_What you will do_. Copy each line below in which the word "яблоко" occurs.

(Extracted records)
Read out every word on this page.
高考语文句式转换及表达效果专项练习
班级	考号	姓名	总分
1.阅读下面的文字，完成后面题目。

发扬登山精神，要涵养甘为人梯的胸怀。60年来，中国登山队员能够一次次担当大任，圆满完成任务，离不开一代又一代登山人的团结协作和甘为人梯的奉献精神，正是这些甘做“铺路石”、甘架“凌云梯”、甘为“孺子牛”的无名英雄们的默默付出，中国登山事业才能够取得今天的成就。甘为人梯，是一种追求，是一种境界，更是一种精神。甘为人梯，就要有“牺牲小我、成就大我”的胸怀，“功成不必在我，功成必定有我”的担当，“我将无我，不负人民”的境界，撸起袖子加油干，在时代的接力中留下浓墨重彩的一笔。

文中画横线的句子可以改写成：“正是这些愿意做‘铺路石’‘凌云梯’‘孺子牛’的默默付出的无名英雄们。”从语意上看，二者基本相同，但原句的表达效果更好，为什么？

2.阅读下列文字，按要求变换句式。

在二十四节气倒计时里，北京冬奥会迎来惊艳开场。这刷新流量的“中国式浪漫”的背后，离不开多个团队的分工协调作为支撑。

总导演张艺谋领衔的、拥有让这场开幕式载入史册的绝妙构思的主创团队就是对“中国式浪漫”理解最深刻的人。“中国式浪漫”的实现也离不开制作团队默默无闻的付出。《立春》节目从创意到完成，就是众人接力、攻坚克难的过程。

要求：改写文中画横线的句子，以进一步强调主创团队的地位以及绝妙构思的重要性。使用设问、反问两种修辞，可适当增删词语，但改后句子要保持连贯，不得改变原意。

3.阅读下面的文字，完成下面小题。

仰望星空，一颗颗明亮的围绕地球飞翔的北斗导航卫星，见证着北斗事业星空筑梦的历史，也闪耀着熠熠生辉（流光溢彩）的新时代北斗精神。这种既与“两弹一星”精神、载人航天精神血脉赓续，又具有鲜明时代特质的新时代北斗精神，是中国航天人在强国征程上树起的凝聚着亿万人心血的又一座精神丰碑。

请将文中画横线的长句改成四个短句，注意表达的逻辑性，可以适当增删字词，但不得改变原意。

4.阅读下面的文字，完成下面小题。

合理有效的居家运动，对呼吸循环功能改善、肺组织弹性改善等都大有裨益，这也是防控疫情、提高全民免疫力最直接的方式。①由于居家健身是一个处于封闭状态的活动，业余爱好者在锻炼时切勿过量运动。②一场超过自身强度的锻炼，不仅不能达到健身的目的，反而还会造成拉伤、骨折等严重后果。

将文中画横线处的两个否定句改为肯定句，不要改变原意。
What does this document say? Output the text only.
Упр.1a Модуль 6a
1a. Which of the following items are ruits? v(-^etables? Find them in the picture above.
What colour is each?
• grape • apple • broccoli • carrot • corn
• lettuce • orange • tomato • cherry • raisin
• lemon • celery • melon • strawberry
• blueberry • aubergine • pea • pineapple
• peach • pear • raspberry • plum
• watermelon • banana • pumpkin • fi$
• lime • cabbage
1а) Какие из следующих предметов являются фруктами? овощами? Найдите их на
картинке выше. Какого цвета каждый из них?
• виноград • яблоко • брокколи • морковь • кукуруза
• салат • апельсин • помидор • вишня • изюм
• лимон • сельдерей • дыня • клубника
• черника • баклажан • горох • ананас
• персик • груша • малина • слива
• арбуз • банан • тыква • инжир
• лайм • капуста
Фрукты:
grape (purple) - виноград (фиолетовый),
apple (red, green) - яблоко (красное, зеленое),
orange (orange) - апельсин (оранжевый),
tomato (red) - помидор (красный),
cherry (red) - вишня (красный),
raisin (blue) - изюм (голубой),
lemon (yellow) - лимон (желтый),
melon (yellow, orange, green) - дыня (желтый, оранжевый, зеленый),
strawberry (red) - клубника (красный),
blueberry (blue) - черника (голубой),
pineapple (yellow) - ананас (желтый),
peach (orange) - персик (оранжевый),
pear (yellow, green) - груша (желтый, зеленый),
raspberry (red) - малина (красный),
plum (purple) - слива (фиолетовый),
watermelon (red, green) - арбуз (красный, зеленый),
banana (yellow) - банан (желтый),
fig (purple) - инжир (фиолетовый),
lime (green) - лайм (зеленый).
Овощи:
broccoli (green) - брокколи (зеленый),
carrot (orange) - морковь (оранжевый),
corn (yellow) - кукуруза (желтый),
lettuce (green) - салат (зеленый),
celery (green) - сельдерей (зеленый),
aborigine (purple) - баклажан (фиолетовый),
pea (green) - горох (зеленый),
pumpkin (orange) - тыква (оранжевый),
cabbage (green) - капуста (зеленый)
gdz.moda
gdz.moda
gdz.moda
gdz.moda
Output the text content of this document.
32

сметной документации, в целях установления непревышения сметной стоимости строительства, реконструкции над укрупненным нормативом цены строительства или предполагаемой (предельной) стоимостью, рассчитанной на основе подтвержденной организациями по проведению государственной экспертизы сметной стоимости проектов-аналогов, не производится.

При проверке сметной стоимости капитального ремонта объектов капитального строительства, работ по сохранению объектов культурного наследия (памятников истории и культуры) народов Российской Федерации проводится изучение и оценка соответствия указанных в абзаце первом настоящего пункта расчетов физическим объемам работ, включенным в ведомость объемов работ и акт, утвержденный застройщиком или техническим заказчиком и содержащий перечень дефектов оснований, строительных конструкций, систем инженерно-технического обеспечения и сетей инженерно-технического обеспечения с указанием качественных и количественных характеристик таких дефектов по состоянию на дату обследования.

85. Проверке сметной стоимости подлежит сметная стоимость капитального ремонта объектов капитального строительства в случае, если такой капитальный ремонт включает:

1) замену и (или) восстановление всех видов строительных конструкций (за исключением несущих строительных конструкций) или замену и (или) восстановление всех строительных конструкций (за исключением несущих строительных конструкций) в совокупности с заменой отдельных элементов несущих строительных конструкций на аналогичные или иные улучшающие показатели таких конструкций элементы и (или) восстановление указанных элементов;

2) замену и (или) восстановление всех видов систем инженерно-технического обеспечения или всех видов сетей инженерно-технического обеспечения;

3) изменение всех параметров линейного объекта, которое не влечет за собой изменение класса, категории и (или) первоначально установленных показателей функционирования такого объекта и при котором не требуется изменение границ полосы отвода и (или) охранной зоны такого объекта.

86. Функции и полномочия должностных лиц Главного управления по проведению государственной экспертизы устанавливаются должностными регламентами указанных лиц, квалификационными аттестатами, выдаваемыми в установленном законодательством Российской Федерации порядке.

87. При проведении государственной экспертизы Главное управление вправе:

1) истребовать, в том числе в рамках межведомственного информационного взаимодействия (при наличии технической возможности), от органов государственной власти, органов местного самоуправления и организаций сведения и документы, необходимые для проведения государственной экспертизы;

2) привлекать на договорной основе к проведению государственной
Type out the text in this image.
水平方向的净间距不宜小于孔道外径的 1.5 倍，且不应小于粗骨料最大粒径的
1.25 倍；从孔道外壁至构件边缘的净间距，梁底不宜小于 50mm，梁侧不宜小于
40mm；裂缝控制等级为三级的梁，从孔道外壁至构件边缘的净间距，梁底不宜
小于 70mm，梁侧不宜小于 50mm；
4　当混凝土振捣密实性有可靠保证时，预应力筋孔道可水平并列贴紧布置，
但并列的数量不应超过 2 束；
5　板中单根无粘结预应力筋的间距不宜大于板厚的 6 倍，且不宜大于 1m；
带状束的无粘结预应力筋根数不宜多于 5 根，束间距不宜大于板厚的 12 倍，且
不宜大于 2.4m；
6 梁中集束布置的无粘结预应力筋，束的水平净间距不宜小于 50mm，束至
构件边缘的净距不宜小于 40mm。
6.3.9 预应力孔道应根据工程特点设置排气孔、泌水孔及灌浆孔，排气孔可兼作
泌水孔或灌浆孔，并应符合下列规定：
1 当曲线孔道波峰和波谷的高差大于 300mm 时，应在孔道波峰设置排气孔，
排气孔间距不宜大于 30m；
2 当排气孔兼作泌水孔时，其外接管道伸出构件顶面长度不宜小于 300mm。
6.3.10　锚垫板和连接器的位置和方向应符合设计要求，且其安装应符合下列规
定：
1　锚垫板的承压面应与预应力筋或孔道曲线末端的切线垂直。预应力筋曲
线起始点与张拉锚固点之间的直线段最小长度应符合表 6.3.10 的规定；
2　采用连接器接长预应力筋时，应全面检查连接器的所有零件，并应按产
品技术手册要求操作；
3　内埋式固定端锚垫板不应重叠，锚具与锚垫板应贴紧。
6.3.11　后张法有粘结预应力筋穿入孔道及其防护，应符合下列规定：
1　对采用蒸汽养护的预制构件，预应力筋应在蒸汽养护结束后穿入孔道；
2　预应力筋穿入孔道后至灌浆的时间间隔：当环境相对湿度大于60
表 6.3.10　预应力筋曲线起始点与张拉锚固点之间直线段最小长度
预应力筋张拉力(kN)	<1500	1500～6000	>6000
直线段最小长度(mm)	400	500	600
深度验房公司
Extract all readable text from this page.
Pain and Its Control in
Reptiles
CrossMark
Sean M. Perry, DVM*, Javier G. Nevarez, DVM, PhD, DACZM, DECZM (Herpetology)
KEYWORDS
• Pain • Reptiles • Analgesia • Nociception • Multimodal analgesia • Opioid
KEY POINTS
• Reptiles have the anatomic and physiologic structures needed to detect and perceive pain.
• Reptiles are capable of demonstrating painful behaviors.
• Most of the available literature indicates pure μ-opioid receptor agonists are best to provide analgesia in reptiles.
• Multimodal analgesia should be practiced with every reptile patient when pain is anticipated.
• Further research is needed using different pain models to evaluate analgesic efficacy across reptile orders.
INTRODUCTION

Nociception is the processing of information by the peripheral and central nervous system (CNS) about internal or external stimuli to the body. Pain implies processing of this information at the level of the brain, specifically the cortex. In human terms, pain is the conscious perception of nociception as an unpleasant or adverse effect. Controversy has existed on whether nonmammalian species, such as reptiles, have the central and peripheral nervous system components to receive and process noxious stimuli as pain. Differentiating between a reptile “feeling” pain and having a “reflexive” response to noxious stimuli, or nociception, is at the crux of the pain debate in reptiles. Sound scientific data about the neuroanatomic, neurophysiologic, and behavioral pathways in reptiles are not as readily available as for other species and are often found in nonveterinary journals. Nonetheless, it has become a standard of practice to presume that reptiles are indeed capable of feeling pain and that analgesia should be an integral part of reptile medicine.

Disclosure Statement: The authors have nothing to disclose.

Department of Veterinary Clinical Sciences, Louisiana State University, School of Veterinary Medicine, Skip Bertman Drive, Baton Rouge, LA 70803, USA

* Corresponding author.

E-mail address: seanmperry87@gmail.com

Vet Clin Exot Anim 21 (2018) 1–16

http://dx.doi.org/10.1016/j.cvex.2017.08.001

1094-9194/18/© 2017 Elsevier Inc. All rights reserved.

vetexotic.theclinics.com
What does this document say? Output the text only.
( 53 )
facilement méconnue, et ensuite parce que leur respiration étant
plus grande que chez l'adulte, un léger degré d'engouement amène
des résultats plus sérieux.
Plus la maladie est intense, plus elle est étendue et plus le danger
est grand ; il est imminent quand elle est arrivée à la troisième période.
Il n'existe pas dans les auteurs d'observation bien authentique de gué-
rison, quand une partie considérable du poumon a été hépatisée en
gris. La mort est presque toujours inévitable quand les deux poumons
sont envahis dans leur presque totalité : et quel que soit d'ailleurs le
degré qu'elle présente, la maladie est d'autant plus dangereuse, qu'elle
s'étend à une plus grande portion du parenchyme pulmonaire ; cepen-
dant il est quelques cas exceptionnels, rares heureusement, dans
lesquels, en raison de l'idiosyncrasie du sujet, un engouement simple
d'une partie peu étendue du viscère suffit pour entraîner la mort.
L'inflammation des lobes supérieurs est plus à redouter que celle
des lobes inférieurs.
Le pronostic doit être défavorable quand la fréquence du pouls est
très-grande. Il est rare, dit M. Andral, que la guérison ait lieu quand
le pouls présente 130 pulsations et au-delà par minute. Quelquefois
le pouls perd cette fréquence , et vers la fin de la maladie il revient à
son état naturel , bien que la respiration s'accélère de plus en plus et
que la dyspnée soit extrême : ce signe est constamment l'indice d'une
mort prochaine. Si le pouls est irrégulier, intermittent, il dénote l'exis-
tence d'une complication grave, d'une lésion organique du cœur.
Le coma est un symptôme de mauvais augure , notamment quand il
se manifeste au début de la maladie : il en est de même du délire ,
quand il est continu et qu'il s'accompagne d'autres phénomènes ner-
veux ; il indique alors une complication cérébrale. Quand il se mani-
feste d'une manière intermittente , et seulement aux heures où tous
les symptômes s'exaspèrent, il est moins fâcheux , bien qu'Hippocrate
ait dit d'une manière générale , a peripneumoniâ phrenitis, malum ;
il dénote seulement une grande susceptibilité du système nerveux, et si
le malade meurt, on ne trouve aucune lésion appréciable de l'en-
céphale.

_Finished answer_.
• виноград • яблоко • брокколи • морковь • кукуруза
apple (red, green) - яблоко (красное, зеленое),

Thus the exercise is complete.